# REQUIRED TASK:
Quote the entries word for word. Omit the pictures.

# TASK INPUTS:
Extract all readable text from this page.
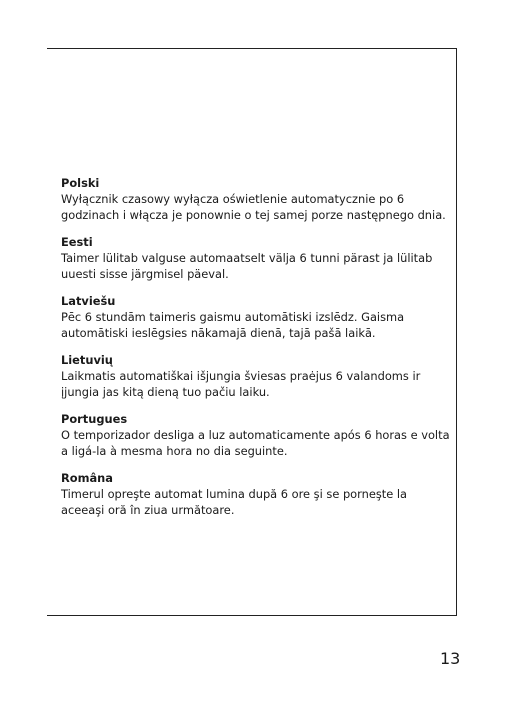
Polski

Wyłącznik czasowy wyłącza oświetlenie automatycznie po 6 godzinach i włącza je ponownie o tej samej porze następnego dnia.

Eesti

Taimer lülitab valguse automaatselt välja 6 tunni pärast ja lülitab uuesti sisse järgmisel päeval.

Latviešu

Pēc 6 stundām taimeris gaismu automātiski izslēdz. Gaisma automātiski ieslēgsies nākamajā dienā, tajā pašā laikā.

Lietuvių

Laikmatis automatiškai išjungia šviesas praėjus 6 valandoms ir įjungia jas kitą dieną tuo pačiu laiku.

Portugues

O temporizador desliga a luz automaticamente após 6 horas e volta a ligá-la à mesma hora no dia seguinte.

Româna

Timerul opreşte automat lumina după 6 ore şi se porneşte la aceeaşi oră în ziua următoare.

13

# RESPONSE FOR THIS EXERCISE:
Extract all readable text from this page.
Polski

Wyłącznik czasowy wyłącza oświetlenie automatycznie po 6 godzinach i włącza je ponownie o tej samej porze następnego dnia.

Eesti

Taimer lülitab valguse automaatselt välja 6 tunni pärast ja lülitab uuesti sisse järgmisel päeval.

Latviešu

Pēc 6 stundām taimeris gaismu automātiski izslēdz. Gaisma automātiski ieslēgsies nākamajā dienā, tajā pašā laikā.

Lietuvių

Laikmatis automatiškai išjungia šviesas praėjus 6 valandoms ir įjungia jas kitą dieną tuo pačiu laiku.

Portugues

O temporizador desliga a luz automaticamente após 6 horas e volta a ligá-la à mesma hora no dia seguinte.

Româna

Timerul opreşte automat lumina după 6 ore şi se porneşte la aceeaşi oră în ziua următoare.

13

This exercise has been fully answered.